The data =>
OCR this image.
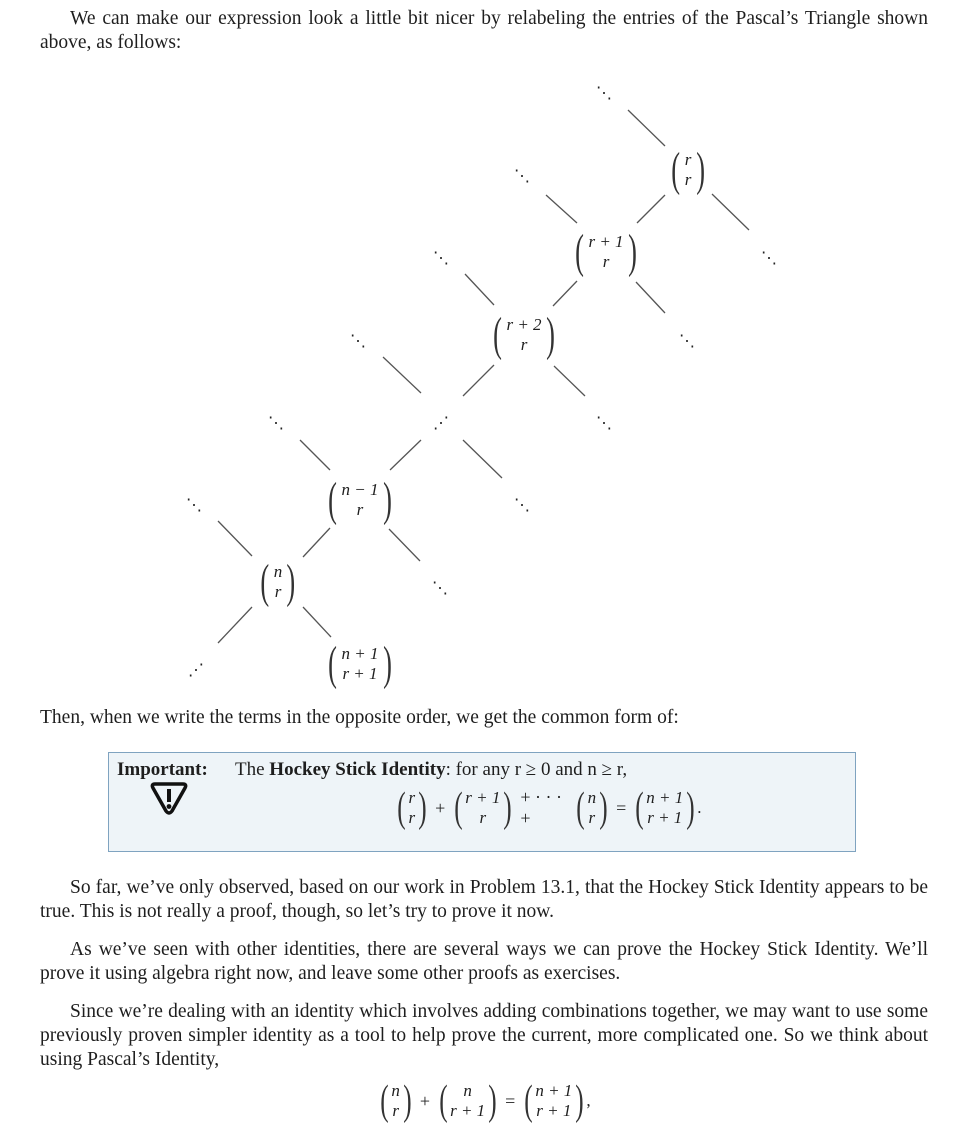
We can make our expression look a little bit nicer by relabeling the entries of the Pascal’s Triangle shown above, as follows:

⋱
⋱
⋱
⋱
⋱
⋱
⋱
⋰
⋱
⋱
⋱
⋱
⋰
( r
r )
( r + 1
r )
( r + 2
r )
( n − 1
r )
( n
r )
( n + 1
r + 1 )

Then, when we write the terms in the opposite order, we get the common form of:

Important: The Hockey Stick Identity: for any r ≥ 0 and n ≥ r,
( r
r ) + ( r + 1
r ) + · · · +	( n
r ) = ( n + 1
r + 1 ) .

So far, we’ve only observed, based on our work in Problem 13.1, that the Hockey Stick Identity appears to be true. This is not really a proof, though, so let’s try to prove it now.

As we’ve seen with other identities, there are several ways we can prove the Hockey Stick Identity. We’ll prove it using algebra right now, and leave some other proofs as exercises.

Since we’re dealing with an identity which involves adding combinations together, we may want to use some previously proven simpler identity as a tool to help prove the current, more complicated one. So we think about using Pascal’s Identity,

( n
r ) + ( n
r + 1 ) = ( n + 1
r + 1 ) ,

Your goal =>
Pick out the lines that contain "with" and copy them.

Output of the exercise =>
As we’ve seen with other identities, there are several ways we can prove the Hockey Stick Identity. We’ll prove it using algebra right now, and leave some other proofs as exercises.
Since we’re dealing with an identity which involves adding combinations together, we may want to use some previously proven simpler identity as a tool to help prove the current, more complicated one. So we think about using Pascal’s Identity,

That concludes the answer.